- [Task description] Go through the entries below and retype them exactly, omitting each picture.

[Extracted data entries]
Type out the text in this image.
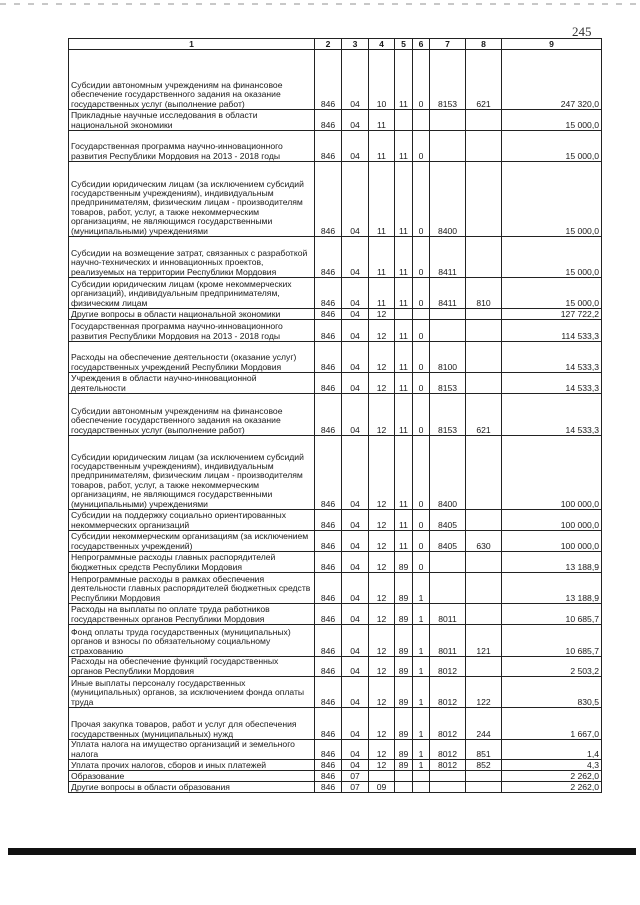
245
1	2	3	4	5	6	7	8	9
Субсидии автономным учреждениям на финансовое обеспечение государственного задания на оказание государственных услуг (выполнение работ)	846	04	10	11	0	8153	621	247 320,0
Прикладные научные исследования в области национальной экономики	846	04	11					15 000,0
Государственная программа научно-инновационного развития Республики Мордовия на 2013 - 2018 годы	846	04	11	11	0			15 000,0
Субсидии юридическим лицам (за исключением субсидий государственным учреждениям), индивидуальным предпринимателям, физическим лицам - производителям товаров, работ, услуг, а также некоммерческим организациям, не являющимся государственными (муниципальными) учреждениями	846	04	11	11	0	8400		15 000,0
Субсидии на возмещение затрат, связанных с разработкой научно-технических и инновационных проектов, реализуемых на территории Республики Мордовия	846	04	11	11	0	8411		15 000,0
Субсидии юридическим лицам (кроме некоммерческих организаций), индивидуальным предпринимателям, физическим лицам	846	04	11	11	0	8411	810	15 000,0
Другие вопросы в области национальной экономики	846	04	12					127 722,2
Государственная программа научно-инновационного развития Республики Мордовия на 2013 - 2018 годы	846	04	12	11	0			114 533,3
Расходы на обеспечение деятельности (оказание услуг) государственных учреждений Республики Мордовия	846	04	12	11	0	8100		14 533,3
Учреждения в области научно-инновационной деятельности	846	04	12	11	0	8153		14 533,3
Субсидии автономным учреждениям на финансовое обеспечение государственного задания на оказание государственных услуг (выполнение работ)	846	04	12	11	0	8153	621	14 533,3
Субсидии юридическим лицам (за исключением субсидий государственным учреждениям), индивидуальным предпринимателям, физическим лицам - производителям товаров, работ, услуг, а также некоммерческим организациям, не являющимся государственными (муниципальными) учреждениями	846	04	12	11	0	8400		100 000,0
Субсидии на поддержку социально ориентированных некоммерческих организаций	846	04	12	11	0	8405		100 000,0
Субсидии некоммерческим организациям (за исключением государственных учреждений)	846	04	12	11	0	8405	630	100 000,0
Непрограммные расходы главных распорядителей бюджетных средств Республики Мордовия	846	04	12	89	0			13 188,9
Непрограммные расходы в рамках обеспечения деятельности главных распорядителей бюджетных средств Республики Мордовия	846	04	12	89	1			13 188,9
Расходы на выплаты по оплате труда работников государственных органов Республики Мордовия	846	04	12	89	1	8011		10 685,7
Фонд оплаты труда государственных (муниципальных) органов и взносы по обязательному социальному страхованию	846	04	12	89	1	8011	121	10 685,7
Расходы на обеспечение функций государственных органов Республики Мордовия	846	04	12	89	1	8012		2 503,2
Иные выплаты персоналу государственных (муниципальных) органов, за исключением фонда оплаты труда	846	04	12	89	1	8012	122	830,5
Прочая закупка товаров, работ и услуг для обеспечения государственных (муниципальных) нужд	846	04	12	89	1	8012	244	1 667,0
Уплата налога на имущество организаций и земельного налога	846	04	12	89	1	8012	851	1,4
Уплата прочих налогов, сборов и иных платежей	846	04	12	89	1	8012	852	4,3
Образование	846	07						2 262,0
Другие вопросы в области образования	846	07	09					2 262,0
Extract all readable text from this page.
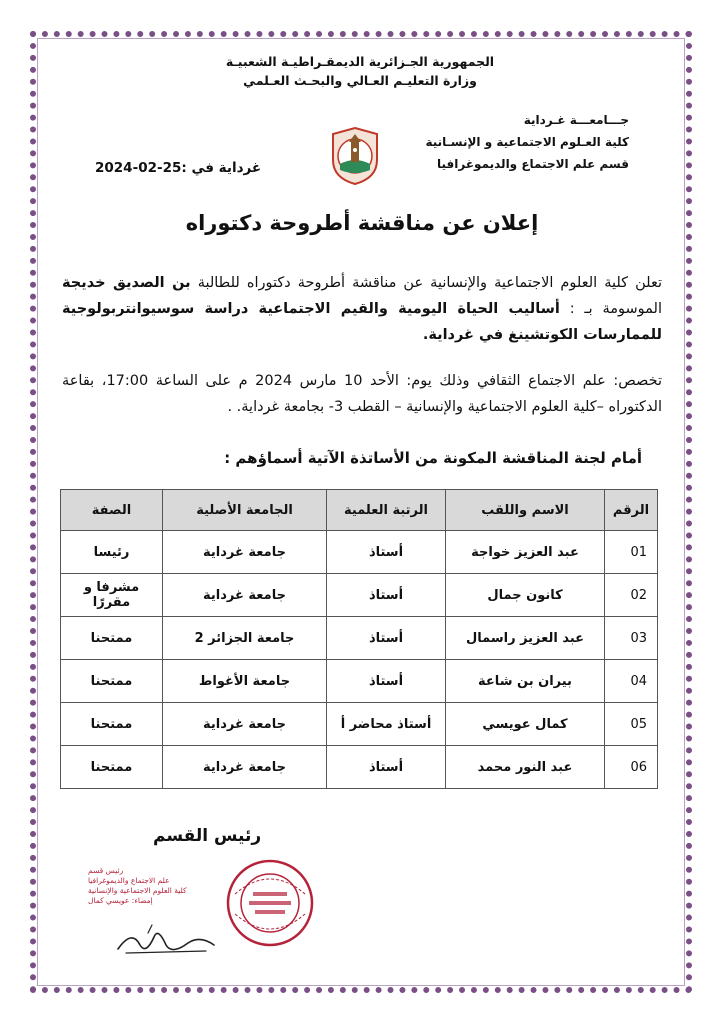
الجمهورية الجـزائرية الديمقـراطيـة الشعبيـة
وزارة التعليـم العـالي والبحـث العـلمي
جـــامعـــة غـرداية
كلية العـلوم الاجتماعية و الإنسـانية
قسم علم الاجتماع والديموغرافيا
غرداية في :25-02-2024
إعلان عن مناقشة أطروحة دكتوراه
تعلن كلية العلوم الاجتماعية والإنسانية عن مناقشة أطروحة دكتوراه للطالبة بن الصديق خديجة الموسومة بـ : أساليب الحياة اليومية والقيم الاجتماعية دراسة سوسيوانتربولوجية للممارسات الكوتشينغ في غرداية.
تخصص: علم الاجتماع الثقافي وذلك يوم: الأحد 10 مارس 2024 م على الساعة 17:00، بقاعة الدكتوراه –كلية العلوم الاجتماعية والإنسانية – القطب 3- بجامعة غرداية. .
أمام لجنة المناقشة المكونة من الأساتذة الآتية أسماؤهم :
الرقم	الاسم واللقب	الرتبة العلمية	الجامعة الأصلية	الصفة
01	عبد العزيز خواجة	أستاذ	جامعة غرداية	رئيسا
02	كانون جمال	أستاذ	جامعة غرداية	مشرفا و مقررًا
03	عبد العزيز راسمال	أستاذ	جامعة الجزائر 2	ممتحنا
04	بيران بن شاعة	أستاذ	جامعة الأغواط	ممتحنا
05	كمال عويسي	أستاذ محاضر أ	جامعة غرداية	ممتحنا
06	عبد النور محمد	أستاذ	جامعة غرداية	ممتحنا
رئيس القسم
رئيس قسم
علم الاجتماع والديموغرافيا
كلية العلوم الاجتماعية والإنسانية
إمضاء: عويسي كمال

- [Full solution]
Type out the text in this image.
245
1	2	3	4	5	6	7	8	9
Субсидии автономным учреждениям на финансовое обеспечение государственного задания на оказание государственных услуг (выполнение работ)	846	04	10	11	0	8153	621	247 320,0
Прикладные научные исследования в области национальной экономики	846	04	11					15 000,0
Государственная программа научно-инновационного развития Республики Мордовия на 2013 - 2018 годы	846	04	11	11	0			15 000,0
Субсидии юридическим лицам (за исключением субсидий государственным учреждениям), индивидуальным предпринимателям, физическим лицам - производителям товаров, работ, услуг, а также некоммерческим организациям, не являющимся государственными (муниципальными) учреждениями	846	04	11	11	0	8400		15 000,0
Субсидии на возмещение затрат, связанных с разработкой научно-технических и инновационных проектов, реализуемых на территории Республики Мордовия	846	04	11	11	0	8411		15 000,0
Субсидии юридическим лицам (кроме некоммерческих организаций), индивидуальным предпринимателям, физическим лицам	846	04	11	11	0	8411	810	15 000,0
Другие вопросы в области национальной экономики	846	04	12					127 722,2
Государственная программа научно-инновационного развития Республики Мордовия на 2013 - 2018 годы	846	04	12	11	0			114 533,3
Расходы на обеспечение деятельности (оказание услуг) государственных учреждений Республики Мордовия	846	04	12	11	0	8100		14 533,3
Учреждения в области научно-инновационной деятельности	846	04	12	11	0	8153		14 533,3
Субсидии автономным учреждениям на финансовое обеспечение государственного задания на оказание государственных услуг (выполнение работ)	846	04	12	11	0	8153	621	14 533,3
Субсидии юридическим лицам (за исключением субсидий государственным учреждениям), индивидуальным предпринимателям, физическим лицам - производителям товаров, работ, услуг, а также некоммерческим организациям, не являющимся государственными (муниципальными) учреждениями	846	04	12	11	0	8400		100 000,0
Субсидии на поддержку социально ориентированных некоммерческих организаций	846	04	12	11	0	8405		100 000,0
Субсидии некоммерческим организациям (за исключением государственных учреждений)	846	04	12	11	0	8405	630	100 000,0
Непрограммные расходы главных распорядителей бюджетных средств Республики Мордовия	846	04	12	89	0			13 188,9
Непрограммные расходы в рамках обеспечения деятельности главных распорядителей бюджетных средств Республики Мордовия	846	04	12	89	1			13 188,9
Расходы на выплаты по оплате труда работников государственных органов Республики Мордовия	846	04	12	89	1	8011		10 685,7
Фонд оплаты труда государственных (муниципальных) органов и взносы по обязательному социальному страхованию	846	04	12	89	1	8011	121	10 685,7
Расходы на обеспечение функций государственных органов Республики Мордовия	846	04	12	89	1	8012		2 503,2
Иные выплаты персоналу государственных (муниципальных) органов, за исключением фонда оплаты труда	846	04	12	89	1	8012	122	830,5
Прочая закупка товаров, работ и услуг для обеспечения государственных (муниципальных) нужд	846	04	12	89	1	8012	244	1 667,0
Уплата налога на имущество организаций и земельного налога	846	04	12	89	1	8012	851	1,4
Уплата прочих налогов, сборов и иных платежей	846	04	12	89	1	8012	852	4,3
Образование	846	07						2 262,0
Другие вопросы в области образования	846	07	09					2 262,0
Extract all readable text from this page.
الجمهورية الجـزائرية الديمقـراطيـة الشعبيـة
وزارة التعليـم العـالي والبحـث العـلمي
جـــامعـــة غـرداية
كلية العـلوم الاجتماعية و الإنسـانية
قسم علم الاجتماع والديموغرافيا
غرداية في :25-02-2024
إعلان عن مناقشة أطروحة دكتوراه
تعلن كلية العلوم الاجتماعية والإنسانية عن مناقشة أطروحة دكتوراه للطالبة بن الصديق خديجة الموسومة بـ : أساليب الحياة اليومية والقيم الاجتماعية دراسة سوسيوانتربولوجية للممارسات الكوتشينغ في غرداية.
تخصص: علم الاجتماع الثقافي وذلك يوم: الأحد 10 مارس 2024 م على الساعة 17:00، بقاعة الدكتوراه –كلية العلوم الاجتماعية والإنسانية – القطب 3- بجامعة غرداية. .
أمام لجنة المناقشة المكونة من الأساتذة الآتية أسماؤهم :
الرقم	الاسم واللقب	الرتبة العلمية	الجامعة الأصلية	الصفة
01	عبد العزيز خواجة	أستاذ	جامعة غرداية	رئيسا
02	كانون جمال	أستاذ	جامعة غرداية	مشرفا و مقررًا
03	عبد العزيز راسمال	أستاذ	جامعة الجزائر 2	ممتحنا
04	بيران بن شاعة	أستاذ	جامعة الأغواط	ممتحنا
05	كمال عويسي	أستاذ محاضر أ	جامعة غرداية	ممتحنا
06	عبد النور محمد	أستاذ	جامعة غرداية	ممتحنا
رئيس القسم
رئيس قسم
علم الاجتماع والديموغرافيا
كلية العلوم الاجتماعية والإنسانية
إمضاء: عويسي كمال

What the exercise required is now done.